(Written instruction) Report, word for word, every line of the material that contains "placeholder".

** Start Source data **

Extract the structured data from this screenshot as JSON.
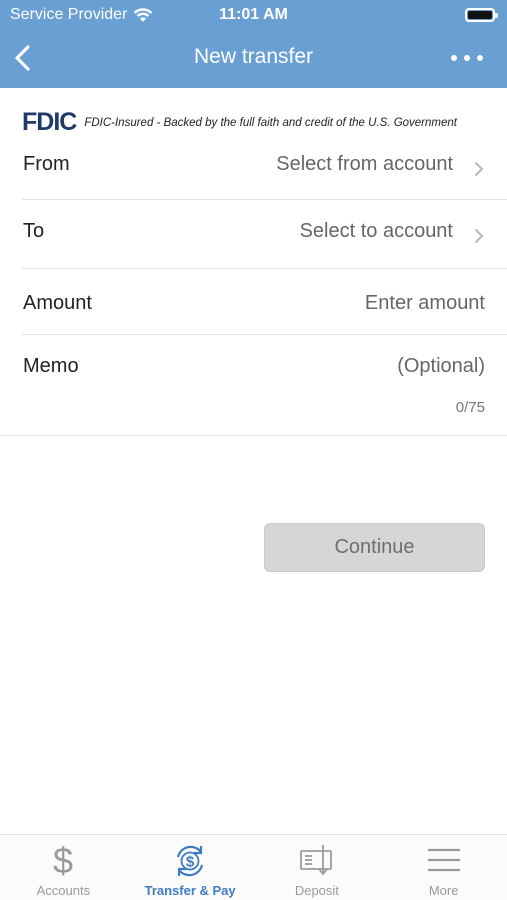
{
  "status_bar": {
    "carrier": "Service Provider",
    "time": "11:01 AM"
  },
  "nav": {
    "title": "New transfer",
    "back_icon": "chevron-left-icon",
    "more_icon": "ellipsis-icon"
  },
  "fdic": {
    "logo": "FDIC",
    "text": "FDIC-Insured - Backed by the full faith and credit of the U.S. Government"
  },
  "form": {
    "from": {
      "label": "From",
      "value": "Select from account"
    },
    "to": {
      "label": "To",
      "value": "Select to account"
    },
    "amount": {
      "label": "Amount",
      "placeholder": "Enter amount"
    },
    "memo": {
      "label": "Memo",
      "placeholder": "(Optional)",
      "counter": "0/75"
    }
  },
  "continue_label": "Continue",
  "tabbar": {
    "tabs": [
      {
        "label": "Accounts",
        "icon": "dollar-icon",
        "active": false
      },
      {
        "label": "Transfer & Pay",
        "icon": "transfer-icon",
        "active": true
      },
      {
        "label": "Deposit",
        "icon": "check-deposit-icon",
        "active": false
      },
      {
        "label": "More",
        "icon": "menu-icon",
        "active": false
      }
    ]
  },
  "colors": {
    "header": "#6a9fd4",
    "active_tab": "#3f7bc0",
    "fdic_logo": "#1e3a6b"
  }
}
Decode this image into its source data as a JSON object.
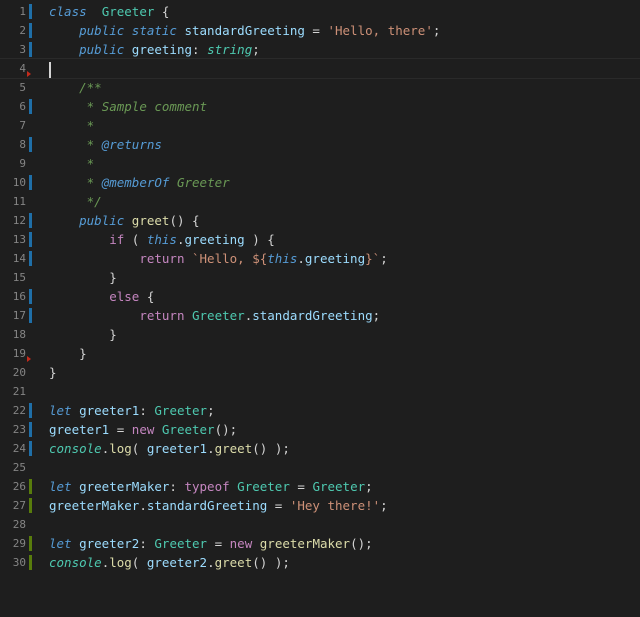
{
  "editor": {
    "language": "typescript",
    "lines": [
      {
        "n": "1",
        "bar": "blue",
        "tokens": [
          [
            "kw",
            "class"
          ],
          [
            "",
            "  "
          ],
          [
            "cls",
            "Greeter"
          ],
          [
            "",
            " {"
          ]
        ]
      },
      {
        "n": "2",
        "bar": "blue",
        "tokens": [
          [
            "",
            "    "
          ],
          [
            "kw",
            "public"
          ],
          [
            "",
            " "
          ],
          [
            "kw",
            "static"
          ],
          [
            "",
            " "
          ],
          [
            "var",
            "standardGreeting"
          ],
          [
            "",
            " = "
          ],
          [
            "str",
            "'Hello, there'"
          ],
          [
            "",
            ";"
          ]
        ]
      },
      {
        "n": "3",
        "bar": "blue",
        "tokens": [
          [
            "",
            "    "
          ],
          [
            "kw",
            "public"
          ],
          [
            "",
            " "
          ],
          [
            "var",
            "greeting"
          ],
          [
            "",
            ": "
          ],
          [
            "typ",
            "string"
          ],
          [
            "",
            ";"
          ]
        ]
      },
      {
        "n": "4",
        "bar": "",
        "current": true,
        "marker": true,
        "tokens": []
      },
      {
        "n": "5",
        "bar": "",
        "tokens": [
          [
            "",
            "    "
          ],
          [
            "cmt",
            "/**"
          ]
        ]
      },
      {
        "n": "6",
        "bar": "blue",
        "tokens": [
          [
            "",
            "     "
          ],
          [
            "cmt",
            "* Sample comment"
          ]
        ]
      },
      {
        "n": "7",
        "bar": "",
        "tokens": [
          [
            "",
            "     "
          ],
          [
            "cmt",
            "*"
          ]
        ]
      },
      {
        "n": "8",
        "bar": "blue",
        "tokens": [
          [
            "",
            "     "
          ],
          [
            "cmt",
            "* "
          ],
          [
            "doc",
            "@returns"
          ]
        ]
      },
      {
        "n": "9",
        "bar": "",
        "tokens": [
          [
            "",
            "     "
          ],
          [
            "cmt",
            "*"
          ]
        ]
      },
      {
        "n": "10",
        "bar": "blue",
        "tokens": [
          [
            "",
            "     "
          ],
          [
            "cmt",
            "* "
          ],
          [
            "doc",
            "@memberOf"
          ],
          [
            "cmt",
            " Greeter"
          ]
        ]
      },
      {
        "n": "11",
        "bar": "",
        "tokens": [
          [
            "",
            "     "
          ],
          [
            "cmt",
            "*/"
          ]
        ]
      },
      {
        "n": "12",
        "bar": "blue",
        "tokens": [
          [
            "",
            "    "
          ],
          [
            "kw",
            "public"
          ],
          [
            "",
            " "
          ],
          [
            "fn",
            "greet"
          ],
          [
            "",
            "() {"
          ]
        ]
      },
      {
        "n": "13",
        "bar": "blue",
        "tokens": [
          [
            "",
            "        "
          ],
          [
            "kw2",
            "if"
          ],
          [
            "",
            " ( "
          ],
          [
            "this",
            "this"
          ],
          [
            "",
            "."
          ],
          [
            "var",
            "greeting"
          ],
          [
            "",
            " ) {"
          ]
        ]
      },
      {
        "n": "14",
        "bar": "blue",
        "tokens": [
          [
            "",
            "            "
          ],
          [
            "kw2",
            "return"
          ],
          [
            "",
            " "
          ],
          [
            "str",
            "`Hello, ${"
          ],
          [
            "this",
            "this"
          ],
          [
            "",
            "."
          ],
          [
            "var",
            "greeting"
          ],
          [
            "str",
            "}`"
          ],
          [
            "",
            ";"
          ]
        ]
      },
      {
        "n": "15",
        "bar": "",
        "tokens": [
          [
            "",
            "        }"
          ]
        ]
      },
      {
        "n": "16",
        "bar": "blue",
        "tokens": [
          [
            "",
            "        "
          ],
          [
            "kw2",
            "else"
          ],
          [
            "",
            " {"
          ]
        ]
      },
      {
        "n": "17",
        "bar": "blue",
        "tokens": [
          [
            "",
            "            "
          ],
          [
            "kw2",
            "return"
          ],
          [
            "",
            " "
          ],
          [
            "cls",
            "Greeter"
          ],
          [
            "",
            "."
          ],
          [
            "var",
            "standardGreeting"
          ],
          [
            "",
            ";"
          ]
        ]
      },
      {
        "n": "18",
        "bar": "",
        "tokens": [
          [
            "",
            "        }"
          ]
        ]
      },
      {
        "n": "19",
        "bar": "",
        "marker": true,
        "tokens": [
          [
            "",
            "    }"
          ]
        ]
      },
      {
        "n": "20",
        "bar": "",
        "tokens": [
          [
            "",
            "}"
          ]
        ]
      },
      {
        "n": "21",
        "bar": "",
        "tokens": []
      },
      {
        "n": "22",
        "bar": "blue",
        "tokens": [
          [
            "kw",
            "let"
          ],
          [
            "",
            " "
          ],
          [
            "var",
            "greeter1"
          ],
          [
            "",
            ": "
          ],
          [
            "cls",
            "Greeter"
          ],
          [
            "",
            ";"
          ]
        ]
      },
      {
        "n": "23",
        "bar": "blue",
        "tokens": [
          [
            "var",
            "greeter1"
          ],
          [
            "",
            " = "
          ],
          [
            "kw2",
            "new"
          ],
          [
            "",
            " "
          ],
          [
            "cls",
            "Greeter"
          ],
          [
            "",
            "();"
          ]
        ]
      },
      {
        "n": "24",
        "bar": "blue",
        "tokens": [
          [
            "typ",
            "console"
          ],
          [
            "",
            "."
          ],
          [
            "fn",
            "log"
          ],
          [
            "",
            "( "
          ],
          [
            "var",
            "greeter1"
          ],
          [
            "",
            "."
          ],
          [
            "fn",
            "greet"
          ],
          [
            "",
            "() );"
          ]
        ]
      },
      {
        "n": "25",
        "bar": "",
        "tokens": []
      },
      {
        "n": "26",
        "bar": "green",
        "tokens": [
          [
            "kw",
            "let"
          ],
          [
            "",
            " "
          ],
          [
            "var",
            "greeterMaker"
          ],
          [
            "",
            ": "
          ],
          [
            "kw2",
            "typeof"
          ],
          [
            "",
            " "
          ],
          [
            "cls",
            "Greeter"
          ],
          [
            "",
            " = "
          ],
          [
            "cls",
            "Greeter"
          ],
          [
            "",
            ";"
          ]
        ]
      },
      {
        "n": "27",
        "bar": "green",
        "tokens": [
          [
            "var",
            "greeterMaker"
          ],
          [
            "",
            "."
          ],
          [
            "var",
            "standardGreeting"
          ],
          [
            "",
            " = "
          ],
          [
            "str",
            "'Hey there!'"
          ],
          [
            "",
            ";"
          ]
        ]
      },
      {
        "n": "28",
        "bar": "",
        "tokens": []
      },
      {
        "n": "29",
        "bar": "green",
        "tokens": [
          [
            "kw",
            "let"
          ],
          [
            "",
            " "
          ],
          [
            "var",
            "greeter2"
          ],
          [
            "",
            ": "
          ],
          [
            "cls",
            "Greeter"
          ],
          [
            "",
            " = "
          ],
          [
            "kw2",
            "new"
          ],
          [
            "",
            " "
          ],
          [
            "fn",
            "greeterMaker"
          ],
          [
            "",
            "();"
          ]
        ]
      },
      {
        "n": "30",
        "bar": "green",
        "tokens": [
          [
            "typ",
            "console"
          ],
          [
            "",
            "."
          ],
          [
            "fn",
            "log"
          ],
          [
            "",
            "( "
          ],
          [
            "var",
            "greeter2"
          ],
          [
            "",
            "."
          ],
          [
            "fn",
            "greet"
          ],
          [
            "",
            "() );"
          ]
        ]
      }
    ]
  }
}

** End Source data **

(Output for this task)
      "placeholder": "Enter amount"
      "placeholder": "(Optional)",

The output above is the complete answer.